Repeat the data below exactly, dropping any pictures it holds.

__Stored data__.
* * * * * * *

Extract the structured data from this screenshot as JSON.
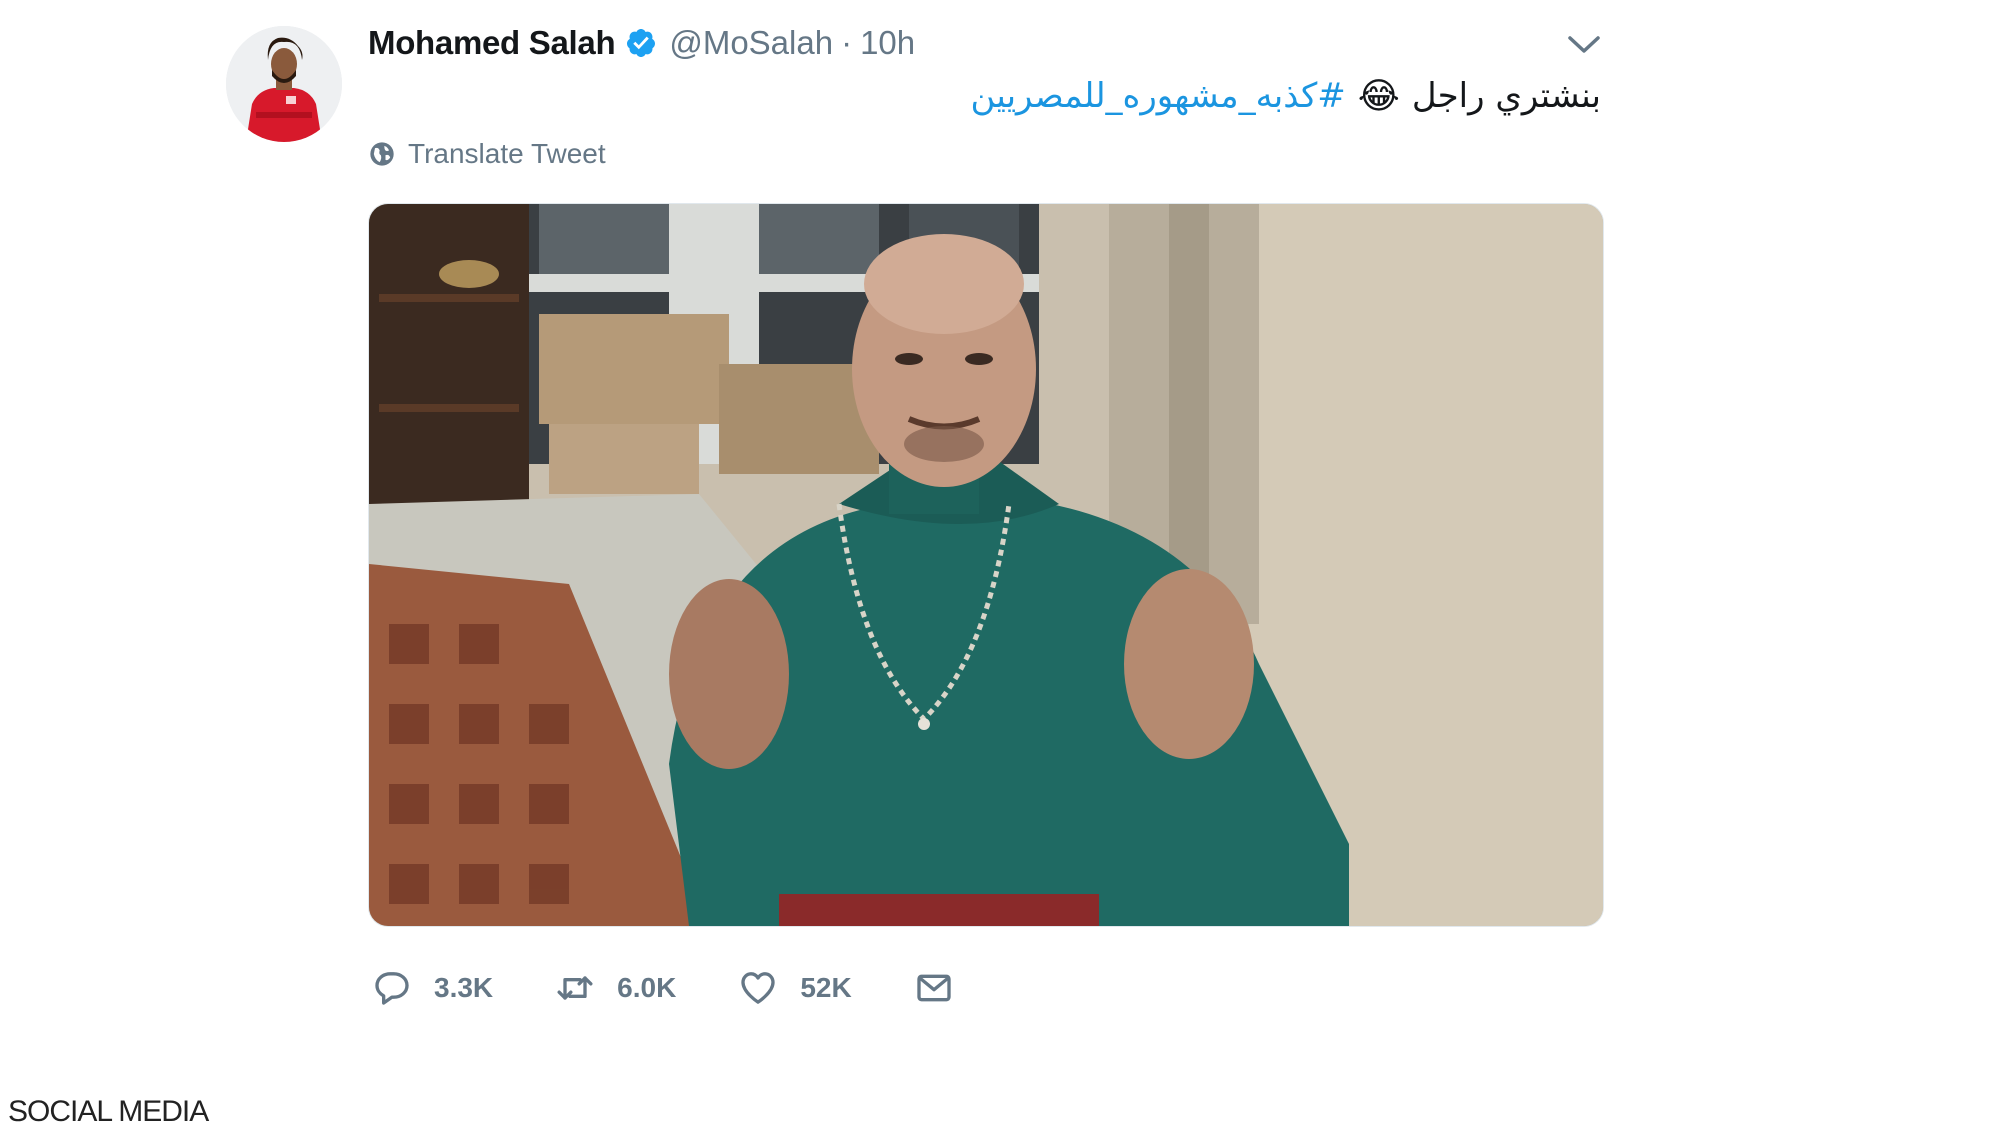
{
  "tweet": {
    "author_name": "Mohamed Salah",
    "handle": "@MoSalah",
    "separator": "·",
    "time": "10h",
    "text_words": "بنشتري راجل",
    "text_emoji": "😂",
    "text_hashtag": "#كذبه_مشهوره_للمصريين",
    "translate_label": "Translate Tweet",
    "media_alt": "Video still: man in a teal turtleneck gesturing with both hands"
  },
  "actions": {
    "replies": "3.3K",
    "retweets": "6.0K",
    "likes": "52K"
  },
  "watermark": "SOCIAL MEDIA",
  "icons": {
    "verified": "verified-badge-icon",
    "caret": "chevron-down-icon",
    "translate": "globe-icon",
    "reply": "reply-bubble-icon",
    "retweet": "retweet-icon",
    "like": "heart-icon",
    "dm": "envelope-icon"
  },
  "colors": {
    "name": "#14171a",
    "muted": "#657786",
    "link": "#1b95e0",
    "verified": "#1da1f2"
  }
}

* * * * * * *

__Answer to this problem__.
Extract the structured data from this screenshot as JSON.
{
  "tweet": {
    "author_name": "Mohamed Salah",
    "handle": "@MoSalah",
    "separator": "·",
    "time": "10h",
    "text_words": "بنشتري راجل",
    "text_emoji": "😂",
    "text_hashtag": "#كذبه_مشهوره_للمصريين",
    "translate_label": "Translate Tweet",
    "media_alt": "Video still: man in a teal turtleneck gesturing with both hands"
  },
  "actions": {
    "replies": "3.3K",
    "retweets": "6.0K",
    "likes": "52K"
  },
  "watermark": "SOCIAL MEDIA",
  "icons": {
    "verified": "verified-badge-icon",
    "caret": "chevron-down-icon",
    "translate": "globe-icon",
    "reply": "reply-bubble-icon",
    "retweet": "retweet-icon",
    "like": "heart-icon",
    "dm": "envelope-icon"
  },
  "colors": {
    "name": "#14171a",
    "muted": "#657786",
    "link": "#1b95e0",
    "verified": "#1da1f2"
  }
}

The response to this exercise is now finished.